Provided records:

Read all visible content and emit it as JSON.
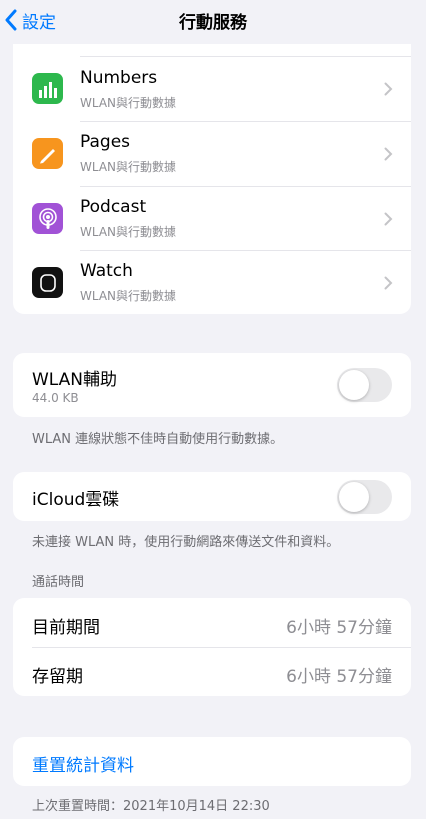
{
  "nav": {
    "back_label": "設定",
    "title": "行動服務"
  },
  "apps": [
    {
      "name": "Numbers",
      "subtitle": "WLAN與行動數據",
      "icon": "numbers-icon",
      "color": "#2db84d"
    },
    {
      "name": "Pages",
      "subtitle": "WLAN與行動數據",
      "icon": "pages-icon",
      "color": "#f7951e"
    },
    {
      "name": "Podcast",
      "subtitle": "WLAN與行動數據",
      "icon": "podcast-icon",
      "color": "#a152d6"
    },
    {
      "name": "Watch",
      "subtitle": "WLAN與行動數據",
      "icon": "watch-icon",
      "color": "#111111"
    }
  ],
  "wlan_assist": {
    "title": "WLAN輔助",
    "usage": "44.0 KB",
    "enabled": false,
    "footnote": "WLAN 連線狀態不佳時自動使用行動數據。"
  },
  "icloud_drive": {
    "title": "iCloud雲碟",
    "enabled": false,
    "footnote": "未連接 WLAN 時，使用行動網路來傳送文件和資料。"
  },
  "call_time": {
    "header": "通話時間",
    "rows": [
      {
        "label": "目前期間",
        "value": "6小時 57分鐘"
      },
      {
        "label": "存留期",
        "value": "6小時 57分鐘"
      }
    ]
  },
  "reset": {
    "label": "重置統計資料",
    "last_reset": "上次重置時間：2021年10月14日 22:30"
  },
  "colors": {
    "accent": "#007aff",
    "background": "#f2f2f7"
  }
}
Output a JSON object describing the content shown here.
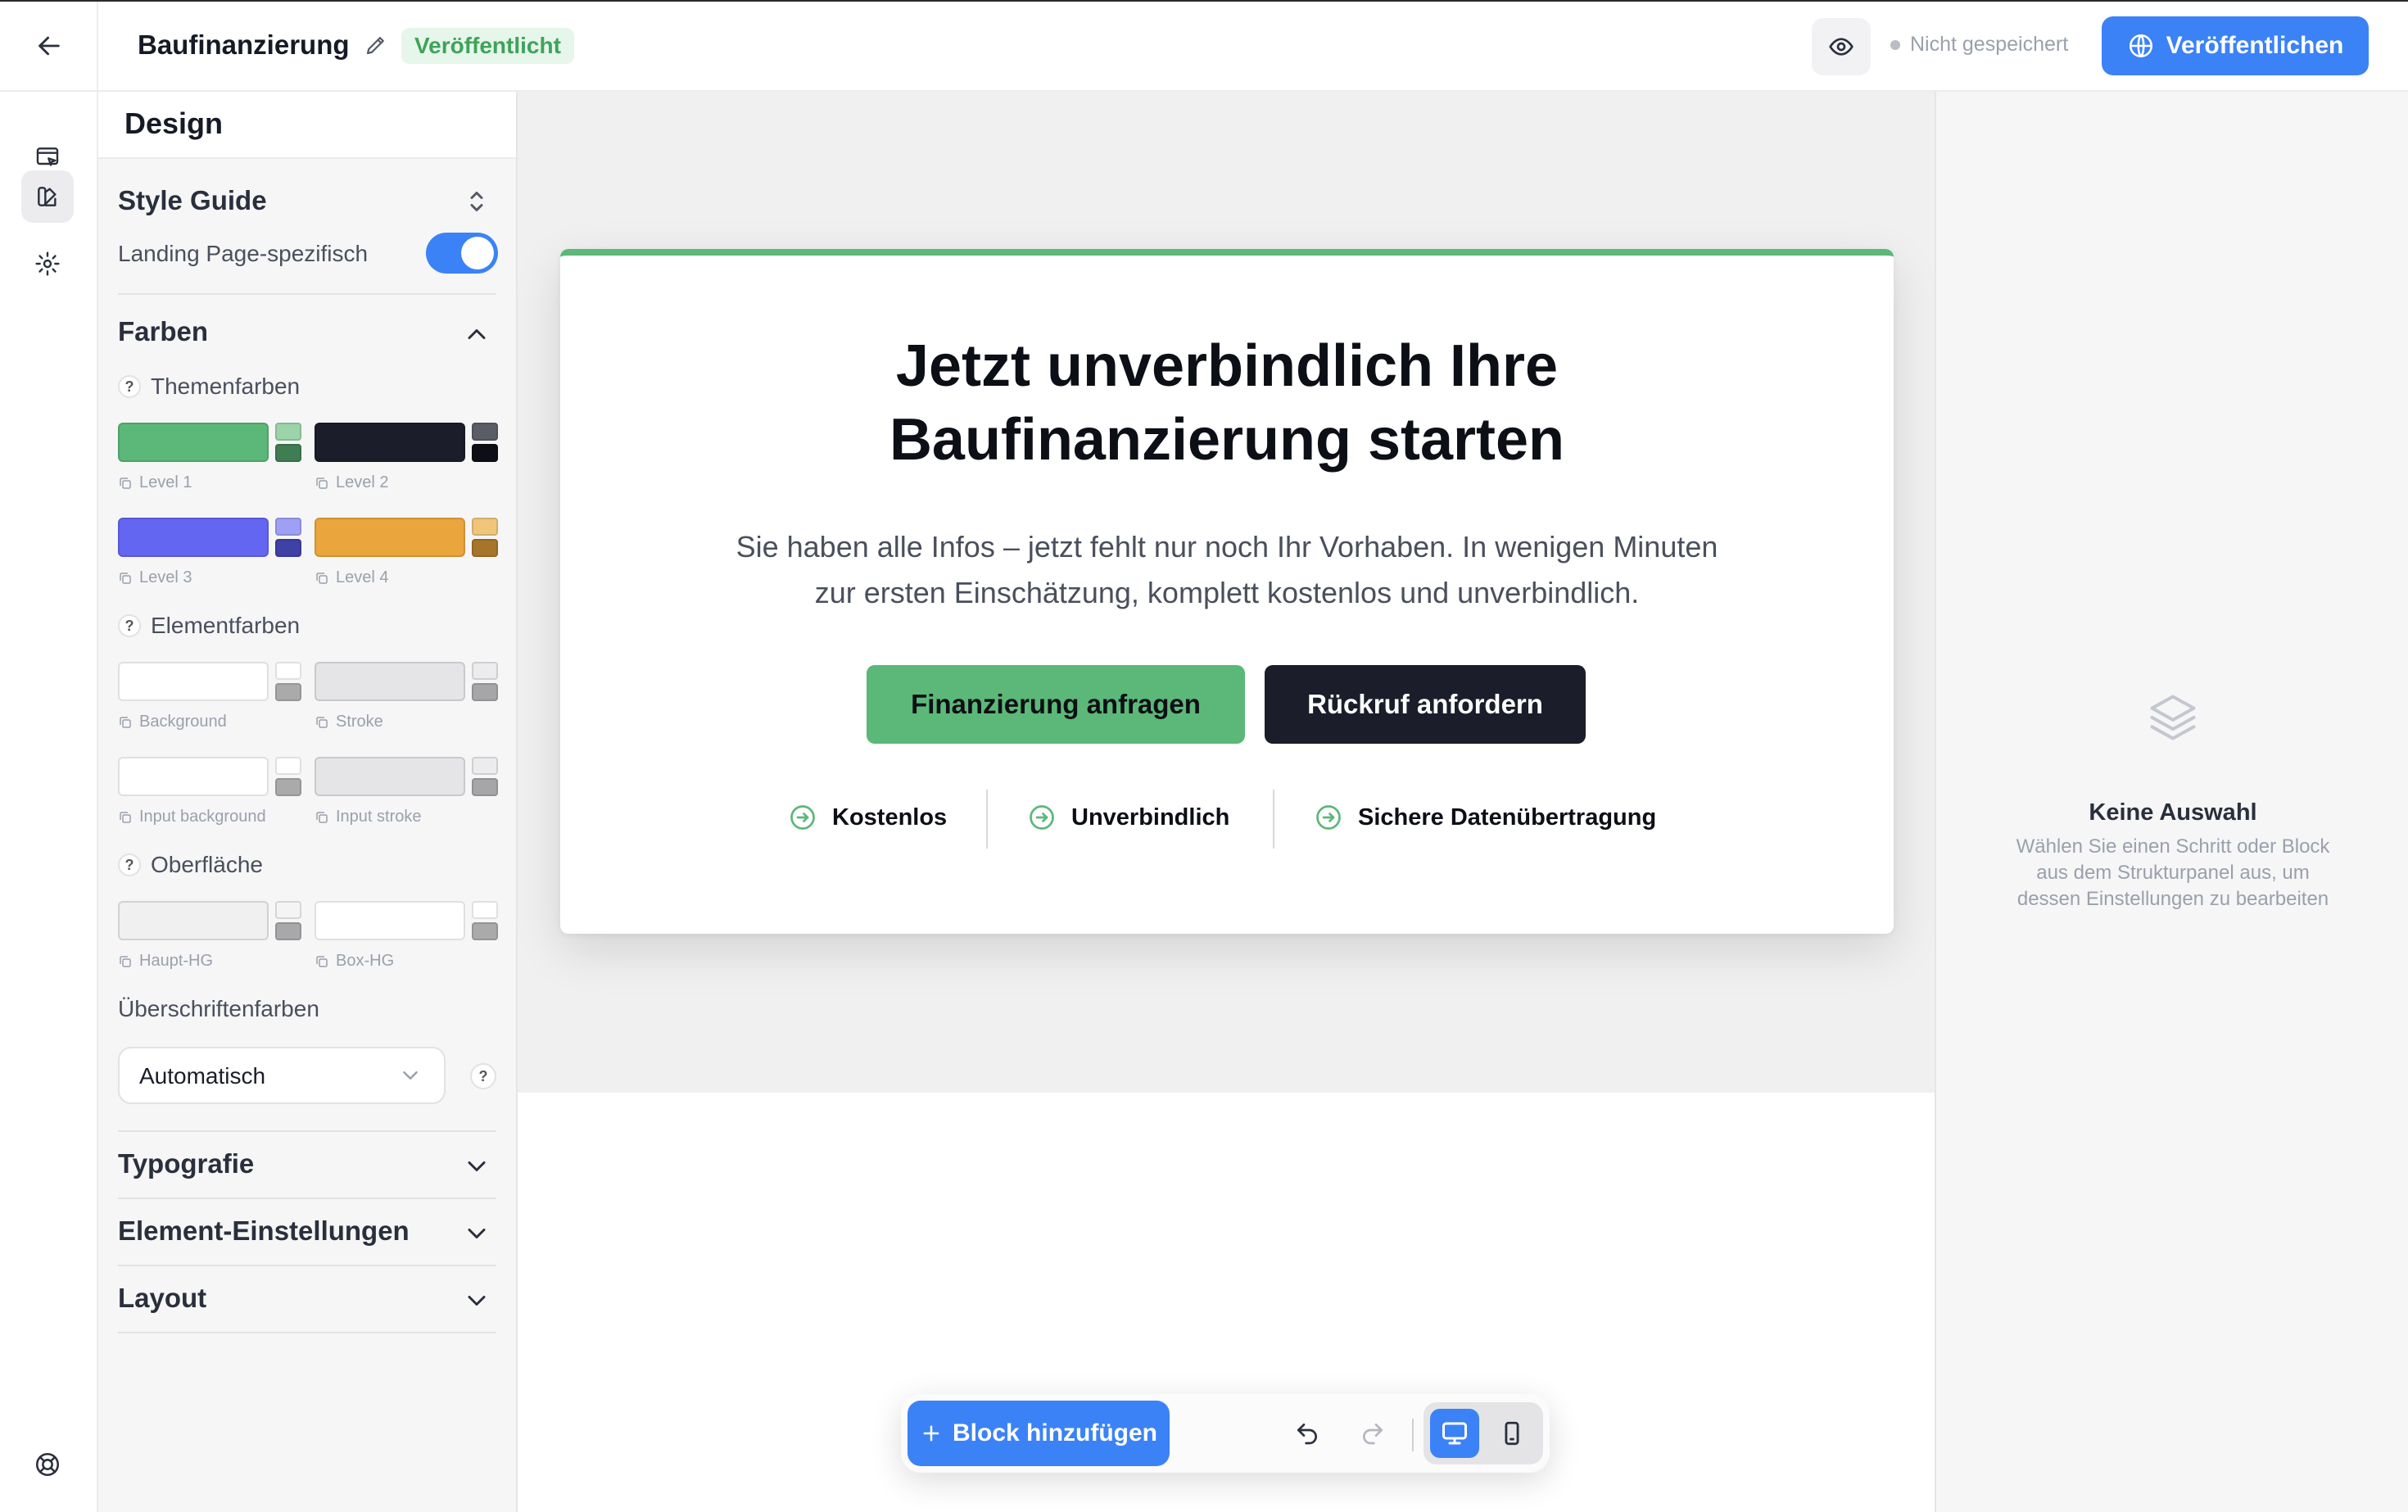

Problem:
Copy every line of the data word for word, omitting the images.

The response:
Read all visible content and emit it as JSON.
{
  "nav": {
    "back_label": "設定",
    "title": "行動服務"
  },
  "apps": [
    {
      "name": "Numbers",
      "subtitle": "WLAN與行動數據",
      "icon": "numbers-icon",
      "color": "#2db84d"
    },
    {
      "name": "Pages",
      "subtitle": "WLAN與行動數據",
      "icon": "pages-icon",
      "color": "#f7951e"
    },
    {
      "name": "Podcast",
      "subtitle": "WLAN與行動數據",
      "icon": "podcast-icon",
      "color": "#a152d6"
    },
    {
      "name": "Watch",
      "subtitle": "WLAN與行動數據",
      "icon": "watch-icon",
      "color": "#111111"
    }
  ],
  "wlan_assist": {
    "title": "WLAN輔助",
    "usage": "44.0 KB",
    "enabled": false,
    "footnote": "WLAN 連線狀態不佳時自動使用行動數據。"
  },
  "icloud_drive": {
    "title": "iCloud雲碟",
    "enabled": false,
    "footnote": "未連接 WLAN 時，使用行動網路來傳送文件和資料。"
  },
  "call_time": {
    "header": "通話時間",
    "rows": [
      {
        "label": "目前期間",
        "value": "6小時 57分鐘"
      },
      {
        "label": "存留期",
        "value": "6小時 57分鐘"
      }
    ]
  },
  "reset": {
    "label": "重置統計資料",
    "last_reset": "上次重置時間：2021年10月14日 22:30"
  },
  "colors": {
    "accent": "#007aff",
    "background": "#f2f2f7"
  }
}
Output a JSON object describing the content shown here.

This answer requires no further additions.